[BEGIN]
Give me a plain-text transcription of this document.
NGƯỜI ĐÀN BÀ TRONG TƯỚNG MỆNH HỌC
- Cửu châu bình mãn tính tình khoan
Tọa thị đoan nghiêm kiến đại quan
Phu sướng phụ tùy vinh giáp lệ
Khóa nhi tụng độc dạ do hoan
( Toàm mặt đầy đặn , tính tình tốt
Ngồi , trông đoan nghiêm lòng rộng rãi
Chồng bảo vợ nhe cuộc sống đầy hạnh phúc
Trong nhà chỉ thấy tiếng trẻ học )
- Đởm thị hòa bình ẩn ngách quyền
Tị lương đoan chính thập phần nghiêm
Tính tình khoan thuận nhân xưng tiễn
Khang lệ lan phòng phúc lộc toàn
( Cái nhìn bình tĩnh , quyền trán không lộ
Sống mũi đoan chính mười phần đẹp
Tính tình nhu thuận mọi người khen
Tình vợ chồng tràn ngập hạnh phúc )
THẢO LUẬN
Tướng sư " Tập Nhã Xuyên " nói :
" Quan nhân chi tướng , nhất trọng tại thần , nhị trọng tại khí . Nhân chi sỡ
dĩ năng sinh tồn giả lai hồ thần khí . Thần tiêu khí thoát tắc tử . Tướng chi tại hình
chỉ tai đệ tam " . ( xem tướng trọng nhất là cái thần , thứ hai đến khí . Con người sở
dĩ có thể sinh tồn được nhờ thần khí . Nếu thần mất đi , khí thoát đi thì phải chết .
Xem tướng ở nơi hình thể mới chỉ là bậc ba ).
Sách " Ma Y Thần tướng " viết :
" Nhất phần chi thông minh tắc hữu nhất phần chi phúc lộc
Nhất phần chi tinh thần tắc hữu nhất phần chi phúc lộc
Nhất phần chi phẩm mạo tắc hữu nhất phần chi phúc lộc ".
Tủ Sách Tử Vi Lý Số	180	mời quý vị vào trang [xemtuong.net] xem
[END]
-- AIM --
Extract all lines as given.

-- EXPECTED ANSWER --
Give me a plain-text transcription of this document.
NGƯỜI ĐÀN BÀ TRONG TƯỚNG MỆNH HỌC
- Cửu châu bình mãn tính tình khoan
Tọa thị đoan nghiêm kiến đại quan
Phu sướng phụ tùy vinh giáp lệ
Khóa nhi tụng độc dạ do hoan
( Toàm mặt đầy đặn , tính tình tốt
Ngồi , trông đoan nghiêm lòng rộng rãi
Chồng bảo vợ nhe cuộc sống đầy hạnh phúc
Trong nhà chỉ thấy tiếng trẻ học )
- Đởm thị hòa bình ẩn ngách quyền
Tị lương đoan chính thập phần nghiêm
Tính tình khoan thuận nhân xưng tiễn
Khang lệ lan phòng phúc lộc toàn
( Cái nhìn bình tĩnh , quyền trán không lộ
Sống mũi đoan chính mười phần đẹp
Tính tình nhu thuận mọi người khen
Tình vợ chồng tràn ngập hạnh phúc )
THẢO LUẬN
Tướng sư " Tập Nhã Xuyên " nói :
" Quan nhân chi tướng , nhất trọng tại thần , nhị trọng tại khí . Nhân chi sỡ
dĩ năng sinh tồn giả lai hồ thần khí . Thần tiêu khí thoát tắc tử . Tướng chi tại hình
chỉ tai đệ tam " . ( xem tướng trọng nhất là cái thần , thứ hai đến khí . Con người sở
dĩ có thể sinh tồn được nhờ thần khí . Nếu thần mất đi , khí thoát đi thì phải chết .
Xem tướng ở nơi hình thể mới chỉ là bậc ba ).
Sách " Ma Y Thần tướng " viết :
" Nhất phần chi thông minh tắc hữu nhất phần chi phúc lộc
Nhất phần chi tinh thần tắc hữu nhất phần chi phúc lộc
Nhất phần chi phẩm mạo tắc hữu nhất phần chi phúc lộc ".
Tủ Sách Tử Vi Lý Số	180	mời quý vị vào trang [xemtuong.net] xem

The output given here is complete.